Prompt –
Search the material for the string "xlabel", then return every line where it is found.

####################

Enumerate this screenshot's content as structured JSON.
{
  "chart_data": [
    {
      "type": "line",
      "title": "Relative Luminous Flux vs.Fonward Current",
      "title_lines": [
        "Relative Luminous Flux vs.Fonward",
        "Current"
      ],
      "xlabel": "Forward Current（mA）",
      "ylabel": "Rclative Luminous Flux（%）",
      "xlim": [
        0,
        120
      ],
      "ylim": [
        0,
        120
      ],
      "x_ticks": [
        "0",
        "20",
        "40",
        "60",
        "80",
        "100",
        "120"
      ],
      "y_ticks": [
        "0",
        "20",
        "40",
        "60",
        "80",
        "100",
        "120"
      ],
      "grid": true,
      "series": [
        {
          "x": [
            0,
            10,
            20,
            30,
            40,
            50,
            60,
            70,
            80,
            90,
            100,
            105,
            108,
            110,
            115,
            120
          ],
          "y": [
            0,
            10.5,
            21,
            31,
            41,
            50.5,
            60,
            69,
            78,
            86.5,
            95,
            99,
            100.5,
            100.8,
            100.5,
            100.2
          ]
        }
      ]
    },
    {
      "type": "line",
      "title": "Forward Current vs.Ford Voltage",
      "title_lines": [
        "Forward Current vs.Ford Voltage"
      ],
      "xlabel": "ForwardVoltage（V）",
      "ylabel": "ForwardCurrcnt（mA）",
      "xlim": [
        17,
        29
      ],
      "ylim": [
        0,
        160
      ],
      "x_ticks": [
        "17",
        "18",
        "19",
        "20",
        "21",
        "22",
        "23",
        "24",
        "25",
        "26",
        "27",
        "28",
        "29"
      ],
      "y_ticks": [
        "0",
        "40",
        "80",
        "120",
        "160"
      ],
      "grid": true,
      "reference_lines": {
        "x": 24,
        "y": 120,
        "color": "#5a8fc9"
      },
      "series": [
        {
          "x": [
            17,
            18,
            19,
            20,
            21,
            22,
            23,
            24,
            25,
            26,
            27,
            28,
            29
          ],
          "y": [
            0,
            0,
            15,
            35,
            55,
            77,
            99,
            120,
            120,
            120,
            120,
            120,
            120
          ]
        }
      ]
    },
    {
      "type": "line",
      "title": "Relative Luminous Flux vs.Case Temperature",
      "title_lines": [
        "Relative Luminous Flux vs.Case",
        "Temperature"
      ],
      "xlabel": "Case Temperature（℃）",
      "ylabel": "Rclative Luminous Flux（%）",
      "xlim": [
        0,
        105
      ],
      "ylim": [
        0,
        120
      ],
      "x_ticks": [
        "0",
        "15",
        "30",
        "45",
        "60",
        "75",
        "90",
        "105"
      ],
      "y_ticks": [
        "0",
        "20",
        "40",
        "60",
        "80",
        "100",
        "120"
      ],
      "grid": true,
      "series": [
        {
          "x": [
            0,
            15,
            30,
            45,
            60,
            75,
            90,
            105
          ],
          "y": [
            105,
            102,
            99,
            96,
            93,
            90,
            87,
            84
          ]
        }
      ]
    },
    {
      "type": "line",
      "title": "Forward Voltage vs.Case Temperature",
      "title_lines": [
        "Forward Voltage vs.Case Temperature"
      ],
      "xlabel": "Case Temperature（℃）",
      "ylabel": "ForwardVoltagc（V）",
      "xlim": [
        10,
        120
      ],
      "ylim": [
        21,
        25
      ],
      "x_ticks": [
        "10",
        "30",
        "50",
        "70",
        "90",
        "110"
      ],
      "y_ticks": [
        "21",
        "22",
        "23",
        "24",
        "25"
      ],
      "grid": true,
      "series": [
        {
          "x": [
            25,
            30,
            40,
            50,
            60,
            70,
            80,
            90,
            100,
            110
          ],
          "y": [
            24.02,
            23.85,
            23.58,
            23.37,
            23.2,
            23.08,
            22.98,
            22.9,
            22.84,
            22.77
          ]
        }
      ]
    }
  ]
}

####################

Answer to the exercise –
      "xlabel": "Forward Current（mA）",
      "xlabel": "ForwardVoltage（V）",
      "xlabel": "Case Temperature（℃）",
      "xlabel": "Case Temperature（℃）",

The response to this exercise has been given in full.